- _Given records_:
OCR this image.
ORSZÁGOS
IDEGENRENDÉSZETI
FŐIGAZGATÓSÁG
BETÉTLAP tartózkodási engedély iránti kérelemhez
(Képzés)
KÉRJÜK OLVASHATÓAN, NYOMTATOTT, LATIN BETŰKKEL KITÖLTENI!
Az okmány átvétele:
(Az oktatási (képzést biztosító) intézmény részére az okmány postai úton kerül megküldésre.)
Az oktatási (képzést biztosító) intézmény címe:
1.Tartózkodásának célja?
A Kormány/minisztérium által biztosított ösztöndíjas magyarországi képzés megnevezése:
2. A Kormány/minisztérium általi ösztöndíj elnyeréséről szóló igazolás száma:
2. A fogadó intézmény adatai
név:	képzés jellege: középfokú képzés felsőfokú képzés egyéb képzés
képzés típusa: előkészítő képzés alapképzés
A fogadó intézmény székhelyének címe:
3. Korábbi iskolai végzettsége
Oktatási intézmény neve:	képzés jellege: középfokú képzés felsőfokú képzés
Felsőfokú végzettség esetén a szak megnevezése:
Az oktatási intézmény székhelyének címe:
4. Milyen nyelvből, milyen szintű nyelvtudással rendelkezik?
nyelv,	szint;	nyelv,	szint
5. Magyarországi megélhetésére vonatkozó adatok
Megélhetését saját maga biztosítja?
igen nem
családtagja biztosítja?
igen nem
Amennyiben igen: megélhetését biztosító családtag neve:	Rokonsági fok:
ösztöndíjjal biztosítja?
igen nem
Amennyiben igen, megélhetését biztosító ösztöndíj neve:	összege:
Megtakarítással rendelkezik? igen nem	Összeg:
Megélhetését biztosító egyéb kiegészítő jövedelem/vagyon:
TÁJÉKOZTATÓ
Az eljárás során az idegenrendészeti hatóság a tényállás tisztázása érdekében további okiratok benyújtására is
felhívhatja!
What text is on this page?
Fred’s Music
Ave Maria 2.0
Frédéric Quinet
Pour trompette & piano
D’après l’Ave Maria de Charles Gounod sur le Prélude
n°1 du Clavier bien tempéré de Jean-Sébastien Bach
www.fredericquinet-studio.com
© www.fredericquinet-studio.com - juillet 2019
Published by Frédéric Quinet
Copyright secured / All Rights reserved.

- _Goal of the exercise_: Your task is to repeat every entry exactly.

- _Exercise answer_:
OCR this image.
ORSZÁGOS
IDEGENRENDÉSZETI
FŐIGAZGATÓSÁG
BETÉTLAP tartózkodási engedély iránti kérelemhez
(Képzés)
KÉRJÜK OLVASHATÓAN, NYOMTATOTT, LATIN BETŰKKEL KITÖLTENI!
Az okmány átvétele:
(Az oktatási (képzést biztosító) intézmény részére az okmány postai úton kerül megküldésre.)
Az oktatási (képzést biztosító) intézmény címe:
1.Tartózkodásának célja?
A Kormány/minisztérium által biztosított ösztöndíjas magyarországi képzés megnevezése:
2. A Kormány/minisztérium általi ösztöndíj elnyeréséről szóló igazolás száma:
2. A fogadó intézmény adatai
név:	képzés jellege: középfokú képzés felsőfokú képzés egyéb képzés
képzés típusa: előkészítő képzés alapképzés
A fogadó intézmény székhelyének címe:
3. Korábbi iskolai végzettsége
Oktatási intézmény neve:	képzés jellege: középfokú képzés felsőfokú képzés
Felsőfokú végzettség esetén a szak megnevezése:
Az oktatási intézmény székhelyének címe:
4. Milyen nyelvből, milyen szintű nyelvtudással rendelkezik?
nyelv,	szint;	nyelv,	szint
5. Magyarországi megélhetésére vonatkozó adatok
Megélhetését saját maga biztosítja?
igen nem
családtagja biztosítja?
igen nem
Amennyiben igen: megélhetését biztosító családtag neve:	Rokonsági fok:
ösztöndíjjal biztosítja?
igen nem
Amennyiben igen, megélhetését biztosító ösztöndíj neve:	összege:
Megtakarítással rendelkezik? igen nem	Összeg:
Megélhetését biztosító egyéb kiegészítő jövedelem/vagyon:
TÁJÉKOZTATÓ
Az eljárás során az idegenrendészeti hatóság a tényállás tisztázása érdekében további okiratok benyújtására is
felhívhatja!
What text is on this page?
Fred’s Music
Ave Maria 2.0
Frédéric Quinet
Pour trompette & piano
D’après l’Ave Maria de Charles Gounod sur le Prélude
n°1 du Clavier bien tempéré de Jean-Sébastien Bach
www.fredericquinet-studio.com
© www.fredericquinet-studio.com - juillet 2019
Published by Frédéric Quinet
Copyright secured / All Rights reserved.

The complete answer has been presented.